== DATA ENTRIES ==

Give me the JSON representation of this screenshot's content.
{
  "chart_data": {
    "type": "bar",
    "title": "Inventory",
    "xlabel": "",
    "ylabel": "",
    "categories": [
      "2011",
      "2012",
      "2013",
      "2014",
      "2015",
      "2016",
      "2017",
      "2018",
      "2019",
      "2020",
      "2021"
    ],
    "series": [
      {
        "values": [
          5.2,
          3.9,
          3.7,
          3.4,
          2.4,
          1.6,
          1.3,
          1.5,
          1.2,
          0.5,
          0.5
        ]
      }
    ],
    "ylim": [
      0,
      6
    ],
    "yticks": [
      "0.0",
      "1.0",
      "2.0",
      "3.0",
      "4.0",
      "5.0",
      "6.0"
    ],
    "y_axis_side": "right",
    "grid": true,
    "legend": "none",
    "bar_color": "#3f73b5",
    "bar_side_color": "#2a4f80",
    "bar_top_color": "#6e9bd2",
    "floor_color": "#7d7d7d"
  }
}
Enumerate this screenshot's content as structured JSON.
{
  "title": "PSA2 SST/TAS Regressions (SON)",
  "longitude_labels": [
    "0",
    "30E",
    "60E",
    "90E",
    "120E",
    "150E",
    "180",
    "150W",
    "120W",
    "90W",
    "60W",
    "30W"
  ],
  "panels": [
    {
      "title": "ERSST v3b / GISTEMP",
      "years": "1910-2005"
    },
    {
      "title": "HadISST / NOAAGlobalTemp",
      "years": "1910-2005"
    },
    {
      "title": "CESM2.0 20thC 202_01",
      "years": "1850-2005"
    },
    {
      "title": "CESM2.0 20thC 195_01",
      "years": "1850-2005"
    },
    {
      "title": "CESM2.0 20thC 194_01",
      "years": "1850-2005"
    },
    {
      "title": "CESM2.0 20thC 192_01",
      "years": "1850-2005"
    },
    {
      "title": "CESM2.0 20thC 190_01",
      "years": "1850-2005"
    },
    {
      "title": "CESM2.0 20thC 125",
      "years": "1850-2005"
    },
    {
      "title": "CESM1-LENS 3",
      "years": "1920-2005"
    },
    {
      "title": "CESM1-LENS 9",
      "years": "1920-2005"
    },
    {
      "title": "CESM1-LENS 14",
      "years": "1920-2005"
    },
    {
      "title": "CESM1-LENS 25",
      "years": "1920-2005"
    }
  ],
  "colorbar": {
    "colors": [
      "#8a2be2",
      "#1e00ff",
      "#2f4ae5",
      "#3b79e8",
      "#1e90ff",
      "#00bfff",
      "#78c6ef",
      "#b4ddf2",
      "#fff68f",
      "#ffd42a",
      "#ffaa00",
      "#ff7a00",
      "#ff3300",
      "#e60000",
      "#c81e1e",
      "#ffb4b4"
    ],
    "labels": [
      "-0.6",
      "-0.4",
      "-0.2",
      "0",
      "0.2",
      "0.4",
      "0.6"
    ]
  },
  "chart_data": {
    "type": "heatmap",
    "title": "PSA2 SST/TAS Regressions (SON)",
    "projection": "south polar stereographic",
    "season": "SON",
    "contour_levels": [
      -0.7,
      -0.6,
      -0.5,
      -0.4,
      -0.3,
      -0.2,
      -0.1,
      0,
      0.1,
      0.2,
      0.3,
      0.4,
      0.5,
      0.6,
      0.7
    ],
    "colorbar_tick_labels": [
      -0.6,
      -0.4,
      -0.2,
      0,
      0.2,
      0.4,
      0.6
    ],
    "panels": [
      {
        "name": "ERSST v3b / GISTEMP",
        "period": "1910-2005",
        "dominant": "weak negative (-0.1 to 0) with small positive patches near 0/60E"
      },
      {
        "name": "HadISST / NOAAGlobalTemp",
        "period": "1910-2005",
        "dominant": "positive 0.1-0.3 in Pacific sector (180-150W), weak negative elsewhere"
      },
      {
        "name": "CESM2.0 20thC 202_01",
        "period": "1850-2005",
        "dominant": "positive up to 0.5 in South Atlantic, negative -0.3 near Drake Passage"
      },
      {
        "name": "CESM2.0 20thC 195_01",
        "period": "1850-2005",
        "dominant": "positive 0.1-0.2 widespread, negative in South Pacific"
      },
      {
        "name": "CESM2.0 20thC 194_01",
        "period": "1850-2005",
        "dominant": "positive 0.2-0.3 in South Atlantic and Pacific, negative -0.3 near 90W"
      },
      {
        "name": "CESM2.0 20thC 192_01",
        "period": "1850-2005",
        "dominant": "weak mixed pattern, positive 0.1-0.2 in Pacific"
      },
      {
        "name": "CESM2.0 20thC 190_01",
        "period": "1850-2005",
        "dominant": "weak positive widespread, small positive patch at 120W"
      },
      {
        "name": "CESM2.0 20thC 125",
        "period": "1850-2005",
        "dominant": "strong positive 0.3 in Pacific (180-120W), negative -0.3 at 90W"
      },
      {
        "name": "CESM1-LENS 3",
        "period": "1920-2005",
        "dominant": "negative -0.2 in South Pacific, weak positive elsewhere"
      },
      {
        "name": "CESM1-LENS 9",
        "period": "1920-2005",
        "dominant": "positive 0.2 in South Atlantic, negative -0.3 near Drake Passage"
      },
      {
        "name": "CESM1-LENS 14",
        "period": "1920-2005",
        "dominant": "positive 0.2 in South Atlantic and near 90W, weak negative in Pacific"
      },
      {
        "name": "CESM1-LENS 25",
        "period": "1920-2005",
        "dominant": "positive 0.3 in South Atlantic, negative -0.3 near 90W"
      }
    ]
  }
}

===

### REQUIRED TASK
List every line in the records above that contains the word "elsewhere".

### REPLY
        "dominant": "positive 0.1-0.3 in Pacific sector (180-150W), weak negative elsewhere"
        "dominant": "negative -0.2 in South Pacific, weak positive elsewhere"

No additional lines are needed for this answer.